▶ **Given exercise**
Using the data below, gather each line that includes the word "Василевского".

▶ **Provided entries**
━━━

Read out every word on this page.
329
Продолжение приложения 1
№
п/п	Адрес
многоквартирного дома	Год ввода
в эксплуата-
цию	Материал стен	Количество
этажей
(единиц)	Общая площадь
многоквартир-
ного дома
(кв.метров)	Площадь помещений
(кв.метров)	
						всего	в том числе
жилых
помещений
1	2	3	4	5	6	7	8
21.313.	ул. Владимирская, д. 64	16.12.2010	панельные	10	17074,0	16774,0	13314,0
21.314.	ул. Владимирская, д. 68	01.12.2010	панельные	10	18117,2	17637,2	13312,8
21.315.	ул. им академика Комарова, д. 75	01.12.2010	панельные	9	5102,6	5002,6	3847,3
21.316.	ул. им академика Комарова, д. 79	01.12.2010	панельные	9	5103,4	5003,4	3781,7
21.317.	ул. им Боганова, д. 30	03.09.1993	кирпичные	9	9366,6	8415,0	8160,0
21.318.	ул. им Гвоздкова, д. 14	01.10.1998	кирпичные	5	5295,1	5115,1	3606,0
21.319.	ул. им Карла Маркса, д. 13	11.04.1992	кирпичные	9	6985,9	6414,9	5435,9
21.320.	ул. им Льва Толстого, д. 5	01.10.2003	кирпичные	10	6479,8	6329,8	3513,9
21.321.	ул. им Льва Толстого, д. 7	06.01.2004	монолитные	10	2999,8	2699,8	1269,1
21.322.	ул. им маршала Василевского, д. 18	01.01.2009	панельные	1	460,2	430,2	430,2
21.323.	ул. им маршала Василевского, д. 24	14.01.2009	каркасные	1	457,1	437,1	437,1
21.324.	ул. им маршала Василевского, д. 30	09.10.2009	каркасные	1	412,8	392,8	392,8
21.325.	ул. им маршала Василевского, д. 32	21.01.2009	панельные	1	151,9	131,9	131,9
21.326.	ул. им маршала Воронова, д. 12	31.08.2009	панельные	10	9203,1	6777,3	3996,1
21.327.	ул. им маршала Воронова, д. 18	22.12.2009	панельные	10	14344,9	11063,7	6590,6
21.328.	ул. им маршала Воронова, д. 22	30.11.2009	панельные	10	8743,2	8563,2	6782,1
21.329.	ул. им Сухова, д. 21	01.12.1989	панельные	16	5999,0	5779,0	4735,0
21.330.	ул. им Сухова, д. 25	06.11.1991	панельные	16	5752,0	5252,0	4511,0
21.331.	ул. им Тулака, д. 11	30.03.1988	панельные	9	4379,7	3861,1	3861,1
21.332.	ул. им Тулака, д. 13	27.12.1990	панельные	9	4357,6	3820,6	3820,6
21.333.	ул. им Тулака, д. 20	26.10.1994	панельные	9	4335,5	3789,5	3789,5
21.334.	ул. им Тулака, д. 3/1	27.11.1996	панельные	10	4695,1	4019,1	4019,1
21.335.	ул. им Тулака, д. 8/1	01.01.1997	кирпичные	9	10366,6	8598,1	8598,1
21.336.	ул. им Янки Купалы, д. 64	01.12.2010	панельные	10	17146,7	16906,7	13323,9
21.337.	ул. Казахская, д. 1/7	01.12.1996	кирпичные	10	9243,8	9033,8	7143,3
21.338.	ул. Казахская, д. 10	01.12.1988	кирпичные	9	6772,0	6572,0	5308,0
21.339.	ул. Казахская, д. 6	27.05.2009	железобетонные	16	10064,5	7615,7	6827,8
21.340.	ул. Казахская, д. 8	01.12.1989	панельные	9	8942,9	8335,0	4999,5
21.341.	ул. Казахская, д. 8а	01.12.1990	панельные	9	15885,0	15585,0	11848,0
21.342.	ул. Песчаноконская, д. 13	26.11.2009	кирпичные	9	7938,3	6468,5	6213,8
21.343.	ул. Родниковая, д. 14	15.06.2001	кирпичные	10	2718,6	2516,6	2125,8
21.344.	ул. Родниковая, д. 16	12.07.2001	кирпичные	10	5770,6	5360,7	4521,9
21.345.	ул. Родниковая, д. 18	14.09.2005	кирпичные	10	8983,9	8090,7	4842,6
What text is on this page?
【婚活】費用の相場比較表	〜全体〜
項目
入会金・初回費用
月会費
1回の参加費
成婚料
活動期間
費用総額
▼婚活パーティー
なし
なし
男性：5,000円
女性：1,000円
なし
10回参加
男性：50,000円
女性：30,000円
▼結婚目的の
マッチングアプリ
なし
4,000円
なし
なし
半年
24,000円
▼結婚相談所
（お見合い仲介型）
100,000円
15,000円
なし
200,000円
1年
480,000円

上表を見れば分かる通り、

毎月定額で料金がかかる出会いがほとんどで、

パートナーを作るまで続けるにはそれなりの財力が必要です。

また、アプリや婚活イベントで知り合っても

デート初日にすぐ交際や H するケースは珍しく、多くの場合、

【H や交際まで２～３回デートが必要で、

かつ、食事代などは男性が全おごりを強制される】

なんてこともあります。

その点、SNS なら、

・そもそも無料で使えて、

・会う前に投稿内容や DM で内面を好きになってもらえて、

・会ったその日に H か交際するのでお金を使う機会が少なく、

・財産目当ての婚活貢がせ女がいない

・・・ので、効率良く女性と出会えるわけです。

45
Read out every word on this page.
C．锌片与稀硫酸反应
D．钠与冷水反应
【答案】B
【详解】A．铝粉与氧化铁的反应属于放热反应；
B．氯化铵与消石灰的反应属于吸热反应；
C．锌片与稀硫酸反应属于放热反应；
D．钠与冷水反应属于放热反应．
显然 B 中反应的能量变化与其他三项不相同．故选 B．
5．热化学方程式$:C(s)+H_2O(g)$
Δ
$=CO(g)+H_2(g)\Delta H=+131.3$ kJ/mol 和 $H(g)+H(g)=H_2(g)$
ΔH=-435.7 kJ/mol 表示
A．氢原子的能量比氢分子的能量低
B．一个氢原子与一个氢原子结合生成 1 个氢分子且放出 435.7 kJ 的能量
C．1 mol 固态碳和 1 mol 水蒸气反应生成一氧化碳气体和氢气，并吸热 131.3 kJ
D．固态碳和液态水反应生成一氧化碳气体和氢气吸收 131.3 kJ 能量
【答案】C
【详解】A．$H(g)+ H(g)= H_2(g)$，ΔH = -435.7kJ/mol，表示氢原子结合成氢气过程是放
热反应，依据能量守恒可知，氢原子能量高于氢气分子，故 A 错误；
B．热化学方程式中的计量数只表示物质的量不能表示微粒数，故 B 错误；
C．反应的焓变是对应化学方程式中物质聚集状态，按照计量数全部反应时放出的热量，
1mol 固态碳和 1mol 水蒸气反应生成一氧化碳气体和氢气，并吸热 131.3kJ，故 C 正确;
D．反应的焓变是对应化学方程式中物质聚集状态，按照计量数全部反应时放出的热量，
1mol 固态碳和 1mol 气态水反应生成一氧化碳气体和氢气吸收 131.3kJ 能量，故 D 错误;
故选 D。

━━━

▶ **Finished answer**
21.322.	ул. им маршала Василевского, д. 18	01.01.2009	панельные	1	460,2	430,2	430,2
21.323.	ул. им маршала Василевского, д. 24	14.01.2009	каркасные	1	457,1	437,1	437,1
21.324.	ул. им маршала Василевского, д. 30	09.10.2009	каркасные	1	412,8	392,8	392,8
21.325.	ул. им маршала Василевского, д. 32	21.01.2009	панельные	1	151,9	131,9	131,9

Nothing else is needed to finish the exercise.